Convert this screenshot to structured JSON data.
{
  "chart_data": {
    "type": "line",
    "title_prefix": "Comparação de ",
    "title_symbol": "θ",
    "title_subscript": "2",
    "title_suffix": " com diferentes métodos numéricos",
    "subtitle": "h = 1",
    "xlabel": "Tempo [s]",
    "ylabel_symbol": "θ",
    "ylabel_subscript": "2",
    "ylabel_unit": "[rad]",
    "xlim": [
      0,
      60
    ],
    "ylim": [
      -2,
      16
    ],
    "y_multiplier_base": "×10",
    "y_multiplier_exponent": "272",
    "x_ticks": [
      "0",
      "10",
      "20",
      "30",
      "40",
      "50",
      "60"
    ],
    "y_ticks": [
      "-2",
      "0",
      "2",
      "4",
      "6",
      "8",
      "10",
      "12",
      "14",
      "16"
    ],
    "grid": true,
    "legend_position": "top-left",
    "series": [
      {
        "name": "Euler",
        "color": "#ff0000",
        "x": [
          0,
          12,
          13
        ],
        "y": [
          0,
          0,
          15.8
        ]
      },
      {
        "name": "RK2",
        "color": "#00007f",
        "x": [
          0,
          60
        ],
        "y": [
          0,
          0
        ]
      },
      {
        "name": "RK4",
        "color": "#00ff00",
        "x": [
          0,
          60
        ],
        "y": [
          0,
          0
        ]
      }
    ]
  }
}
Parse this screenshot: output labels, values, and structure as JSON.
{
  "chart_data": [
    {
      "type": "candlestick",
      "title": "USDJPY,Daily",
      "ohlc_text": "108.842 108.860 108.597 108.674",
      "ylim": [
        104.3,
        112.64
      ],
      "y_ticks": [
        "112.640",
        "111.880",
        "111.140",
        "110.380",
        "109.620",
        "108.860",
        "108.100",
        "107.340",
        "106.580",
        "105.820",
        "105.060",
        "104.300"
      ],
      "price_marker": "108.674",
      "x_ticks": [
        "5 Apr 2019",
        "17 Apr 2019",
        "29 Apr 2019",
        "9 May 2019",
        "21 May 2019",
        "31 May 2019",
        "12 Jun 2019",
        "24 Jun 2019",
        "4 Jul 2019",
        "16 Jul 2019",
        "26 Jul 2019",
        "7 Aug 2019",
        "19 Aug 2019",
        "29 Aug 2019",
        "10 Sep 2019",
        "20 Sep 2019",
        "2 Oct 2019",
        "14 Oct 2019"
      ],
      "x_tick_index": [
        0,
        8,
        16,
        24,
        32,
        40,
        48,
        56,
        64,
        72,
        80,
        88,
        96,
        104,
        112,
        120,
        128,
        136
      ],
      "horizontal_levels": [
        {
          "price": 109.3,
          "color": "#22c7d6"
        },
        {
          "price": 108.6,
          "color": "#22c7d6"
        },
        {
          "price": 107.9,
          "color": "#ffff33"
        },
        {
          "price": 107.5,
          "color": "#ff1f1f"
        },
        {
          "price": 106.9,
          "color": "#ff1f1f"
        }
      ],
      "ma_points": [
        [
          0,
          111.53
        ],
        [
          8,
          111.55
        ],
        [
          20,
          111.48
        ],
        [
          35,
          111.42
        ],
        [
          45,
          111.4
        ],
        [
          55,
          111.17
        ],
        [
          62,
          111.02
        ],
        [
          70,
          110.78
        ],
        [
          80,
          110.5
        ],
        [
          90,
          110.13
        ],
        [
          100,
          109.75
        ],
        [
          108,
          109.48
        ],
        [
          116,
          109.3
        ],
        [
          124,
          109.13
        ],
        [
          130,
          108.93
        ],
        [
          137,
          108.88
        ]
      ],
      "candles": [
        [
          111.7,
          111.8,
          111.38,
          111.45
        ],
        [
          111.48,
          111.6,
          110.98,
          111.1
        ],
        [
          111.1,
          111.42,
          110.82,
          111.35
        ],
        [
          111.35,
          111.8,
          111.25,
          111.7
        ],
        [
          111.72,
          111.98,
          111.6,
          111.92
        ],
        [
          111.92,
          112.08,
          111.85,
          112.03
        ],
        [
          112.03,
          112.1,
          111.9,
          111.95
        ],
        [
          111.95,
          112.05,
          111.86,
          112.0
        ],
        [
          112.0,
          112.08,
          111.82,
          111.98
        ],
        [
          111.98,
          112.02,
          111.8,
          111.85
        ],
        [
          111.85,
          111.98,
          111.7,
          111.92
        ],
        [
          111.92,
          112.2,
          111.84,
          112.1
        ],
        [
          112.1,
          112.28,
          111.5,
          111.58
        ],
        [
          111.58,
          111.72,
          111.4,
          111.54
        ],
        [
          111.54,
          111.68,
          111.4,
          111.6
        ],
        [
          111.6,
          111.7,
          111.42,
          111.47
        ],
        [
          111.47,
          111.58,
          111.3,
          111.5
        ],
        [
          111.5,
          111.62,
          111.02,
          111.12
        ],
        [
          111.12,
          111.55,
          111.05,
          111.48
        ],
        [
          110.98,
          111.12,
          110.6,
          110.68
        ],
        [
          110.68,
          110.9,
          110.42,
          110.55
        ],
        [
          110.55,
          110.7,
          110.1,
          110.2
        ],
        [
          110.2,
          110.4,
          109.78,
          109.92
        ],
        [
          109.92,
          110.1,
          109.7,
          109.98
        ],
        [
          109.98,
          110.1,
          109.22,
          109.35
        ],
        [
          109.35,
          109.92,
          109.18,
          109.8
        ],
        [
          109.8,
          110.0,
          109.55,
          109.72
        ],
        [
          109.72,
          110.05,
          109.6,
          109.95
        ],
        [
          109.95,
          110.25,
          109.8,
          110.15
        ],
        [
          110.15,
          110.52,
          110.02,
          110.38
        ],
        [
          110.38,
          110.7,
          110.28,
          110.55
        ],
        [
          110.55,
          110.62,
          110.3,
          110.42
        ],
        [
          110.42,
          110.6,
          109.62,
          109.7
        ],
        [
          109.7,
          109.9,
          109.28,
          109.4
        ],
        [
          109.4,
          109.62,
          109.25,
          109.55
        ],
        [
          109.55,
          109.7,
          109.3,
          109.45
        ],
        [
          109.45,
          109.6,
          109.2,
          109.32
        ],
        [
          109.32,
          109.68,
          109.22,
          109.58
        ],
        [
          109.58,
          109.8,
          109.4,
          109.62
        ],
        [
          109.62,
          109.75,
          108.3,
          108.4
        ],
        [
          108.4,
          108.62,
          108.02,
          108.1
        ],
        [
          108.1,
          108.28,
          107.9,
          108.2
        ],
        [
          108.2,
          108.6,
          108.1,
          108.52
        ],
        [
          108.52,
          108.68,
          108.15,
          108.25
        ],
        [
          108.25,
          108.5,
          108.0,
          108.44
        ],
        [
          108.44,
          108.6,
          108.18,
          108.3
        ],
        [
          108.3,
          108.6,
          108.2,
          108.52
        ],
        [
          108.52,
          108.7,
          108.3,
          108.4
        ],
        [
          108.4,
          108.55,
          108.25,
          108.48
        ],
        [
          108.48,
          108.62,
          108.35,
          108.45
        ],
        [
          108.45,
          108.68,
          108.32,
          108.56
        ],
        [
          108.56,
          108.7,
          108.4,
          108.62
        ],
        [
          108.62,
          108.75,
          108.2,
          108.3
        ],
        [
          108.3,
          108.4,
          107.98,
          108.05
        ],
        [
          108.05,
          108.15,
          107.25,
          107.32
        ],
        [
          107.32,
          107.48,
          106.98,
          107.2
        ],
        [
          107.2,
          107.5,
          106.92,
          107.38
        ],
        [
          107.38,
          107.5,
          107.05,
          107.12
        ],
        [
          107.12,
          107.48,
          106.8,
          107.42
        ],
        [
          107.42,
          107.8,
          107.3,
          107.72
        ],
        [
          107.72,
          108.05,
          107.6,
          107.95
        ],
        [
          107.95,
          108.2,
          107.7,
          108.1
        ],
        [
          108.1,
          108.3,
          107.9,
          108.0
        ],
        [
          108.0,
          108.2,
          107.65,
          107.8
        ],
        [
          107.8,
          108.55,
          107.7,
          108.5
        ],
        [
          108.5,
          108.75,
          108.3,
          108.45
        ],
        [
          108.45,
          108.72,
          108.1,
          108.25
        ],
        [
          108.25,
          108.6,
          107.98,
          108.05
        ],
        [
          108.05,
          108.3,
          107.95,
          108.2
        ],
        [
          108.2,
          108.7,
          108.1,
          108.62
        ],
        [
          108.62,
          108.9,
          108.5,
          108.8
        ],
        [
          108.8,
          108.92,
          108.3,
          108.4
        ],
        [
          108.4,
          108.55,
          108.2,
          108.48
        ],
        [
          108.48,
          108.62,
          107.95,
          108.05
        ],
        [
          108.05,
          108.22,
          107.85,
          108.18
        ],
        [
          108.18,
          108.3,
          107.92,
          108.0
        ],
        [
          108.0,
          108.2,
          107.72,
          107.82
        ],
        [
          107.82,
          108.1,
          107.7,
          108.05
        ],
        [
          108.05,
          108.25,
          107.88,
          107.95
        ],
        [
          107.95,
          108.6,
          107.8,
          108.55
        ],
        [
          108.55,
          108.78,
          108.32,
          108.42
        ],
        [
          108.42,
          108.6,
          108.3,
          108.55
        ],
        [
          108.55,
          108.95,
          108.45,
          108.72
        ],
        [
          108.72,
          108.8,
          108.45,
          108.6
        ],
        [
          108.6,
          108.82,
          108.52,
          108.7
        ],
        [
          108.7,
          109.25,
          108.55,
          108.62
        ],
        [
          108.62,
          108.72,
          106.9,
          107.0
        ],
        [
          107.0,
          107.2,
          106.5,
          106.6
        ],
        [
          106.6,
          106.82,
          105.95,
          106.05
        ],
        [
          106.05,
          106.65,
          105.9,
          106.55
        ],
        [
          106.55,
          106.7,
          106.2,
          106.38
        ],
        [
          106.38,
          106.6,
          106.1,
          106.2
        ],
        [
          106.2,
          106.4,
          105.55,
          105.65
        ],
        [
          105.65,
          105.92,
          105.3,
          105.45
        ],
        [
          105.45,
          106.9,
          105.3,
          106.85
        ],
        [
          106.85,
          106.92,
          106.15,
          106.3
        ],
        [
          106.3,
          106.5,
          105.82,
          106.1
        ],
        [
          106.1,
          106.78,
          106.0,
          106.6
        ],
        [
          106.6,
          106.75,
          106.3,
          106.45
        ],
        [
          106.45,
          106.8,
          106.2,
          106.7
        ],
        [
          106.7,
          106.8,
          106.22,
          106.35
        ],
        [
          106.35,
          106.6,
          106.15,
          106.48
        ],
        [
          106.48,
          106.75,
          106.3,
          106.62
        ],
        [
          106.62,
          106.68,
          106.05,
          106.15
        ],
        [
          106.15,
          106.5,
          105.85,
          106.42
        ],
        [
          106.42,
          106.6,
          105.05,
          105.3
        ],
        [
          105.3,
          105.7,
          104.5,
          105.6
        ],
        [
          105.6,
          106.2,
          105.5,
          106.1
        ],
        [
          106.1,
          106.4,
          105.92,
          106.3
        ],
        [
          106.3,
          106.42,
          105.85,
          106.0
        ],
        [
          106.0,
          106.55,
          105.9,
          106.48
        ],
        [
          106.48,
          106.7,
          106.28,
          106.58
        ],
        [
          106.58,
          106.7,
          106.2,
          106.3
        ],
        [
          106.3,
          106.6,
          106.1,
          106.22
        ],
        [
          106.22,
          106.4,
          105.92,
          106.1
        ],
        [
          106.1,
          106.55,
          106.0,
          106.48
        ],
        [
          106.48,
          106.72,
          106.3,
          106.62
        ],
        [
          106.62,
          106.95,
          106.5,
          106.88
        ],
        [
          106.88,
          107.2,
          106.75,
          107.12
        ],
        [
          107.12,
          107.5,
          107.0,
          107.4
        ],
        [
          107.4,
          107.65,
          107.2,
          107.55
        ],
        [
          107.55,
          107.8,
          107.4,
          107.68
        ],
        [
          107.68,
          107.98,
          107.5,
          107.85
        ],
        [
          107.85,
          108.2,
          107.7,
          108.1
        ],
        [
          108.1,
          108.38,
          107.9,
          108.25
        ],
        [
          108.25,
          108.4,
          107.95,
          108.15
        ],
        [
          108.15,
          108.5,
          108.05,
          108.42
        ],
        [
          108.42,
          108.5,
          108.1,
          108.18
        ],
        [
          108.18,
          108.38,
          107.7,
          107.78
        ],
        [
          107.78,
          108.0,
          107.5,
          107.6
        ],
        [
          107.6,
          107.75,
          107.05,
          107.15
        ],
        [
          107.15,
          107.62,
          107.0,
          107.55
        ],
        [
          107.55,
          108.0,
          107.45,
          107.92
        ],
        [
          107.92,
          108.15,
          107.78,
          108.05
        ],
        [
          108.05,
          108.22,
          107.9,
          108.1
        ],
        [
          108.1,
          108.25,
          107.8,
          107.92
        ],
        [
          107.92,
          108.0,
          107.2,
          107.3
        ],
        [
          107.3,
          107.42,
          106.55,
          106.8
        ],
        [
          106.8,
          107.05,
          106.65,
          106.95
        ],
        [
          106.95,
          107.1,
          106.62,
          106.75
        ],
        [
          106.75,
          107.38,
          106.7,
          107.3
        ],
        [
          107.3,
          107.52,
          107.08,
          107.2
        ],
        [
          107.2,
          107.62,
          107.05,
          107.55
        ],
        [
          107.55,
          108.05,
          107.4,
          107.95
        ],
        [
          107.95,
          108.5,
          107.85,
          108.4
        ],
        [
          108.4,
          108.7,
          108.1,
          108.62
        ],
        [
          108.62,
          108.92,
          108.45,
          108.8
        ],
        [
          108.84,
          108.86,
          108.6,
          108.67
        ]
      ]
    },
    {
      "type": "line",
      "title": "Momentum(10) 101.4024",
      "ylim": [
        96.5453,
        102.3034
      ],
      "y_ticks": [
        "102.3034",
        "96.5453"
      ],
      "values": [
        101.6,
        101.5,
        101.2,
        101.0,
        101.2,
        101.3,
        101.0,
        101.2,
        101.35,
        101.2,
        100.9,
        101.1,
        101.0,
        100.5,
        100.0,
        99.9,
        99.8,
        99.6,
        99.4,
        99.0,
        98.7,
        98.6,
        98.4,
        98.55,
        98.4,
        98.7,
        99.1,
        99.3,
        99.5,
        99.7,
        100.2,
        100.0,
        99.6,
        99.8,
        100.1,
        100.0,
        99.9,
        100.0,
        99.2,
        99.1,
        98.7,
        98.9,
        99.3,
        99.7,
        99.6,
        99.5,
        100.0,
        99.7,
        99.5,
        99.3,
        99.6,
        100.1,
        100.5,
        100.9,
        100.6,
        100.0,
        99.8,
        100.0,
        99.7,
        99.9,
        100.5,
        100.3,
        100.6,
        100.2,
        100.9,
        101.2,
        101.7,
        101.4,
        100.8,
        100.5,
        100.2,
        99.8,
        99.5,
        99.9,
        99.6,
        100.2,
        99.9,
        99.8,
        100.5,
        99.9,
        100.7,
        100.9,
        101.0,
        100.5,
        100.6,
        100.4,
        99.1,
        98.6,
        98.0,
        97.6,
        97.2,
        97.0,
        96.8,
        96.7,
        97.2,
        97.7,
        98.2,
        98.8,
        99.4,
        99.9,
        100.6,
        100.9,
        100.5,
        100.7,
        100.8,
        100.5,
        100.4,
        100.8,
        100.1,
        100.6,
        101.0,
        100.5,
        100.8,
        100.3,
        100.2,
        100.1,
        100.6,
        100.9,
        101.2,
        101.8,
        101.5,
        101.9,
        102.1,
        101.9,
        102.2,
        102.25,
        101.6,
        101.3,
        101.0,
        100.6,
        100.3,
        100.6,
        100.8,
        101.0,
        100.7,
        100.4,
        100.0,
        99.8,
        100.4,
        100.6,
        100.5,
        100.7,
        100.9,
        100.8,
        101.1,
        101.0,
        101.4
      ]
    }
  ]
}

━━━━━━━━━━━━━━━━━━━━━━━━━━━━━━

DIRECTIONS FOR THIS TASK | Return every line above that contains the word "screenshot".

THE OUTPUT |
Convert this screenshot to structured JSON data.
Parse this screenshot: output labels, values, and structure as JSON.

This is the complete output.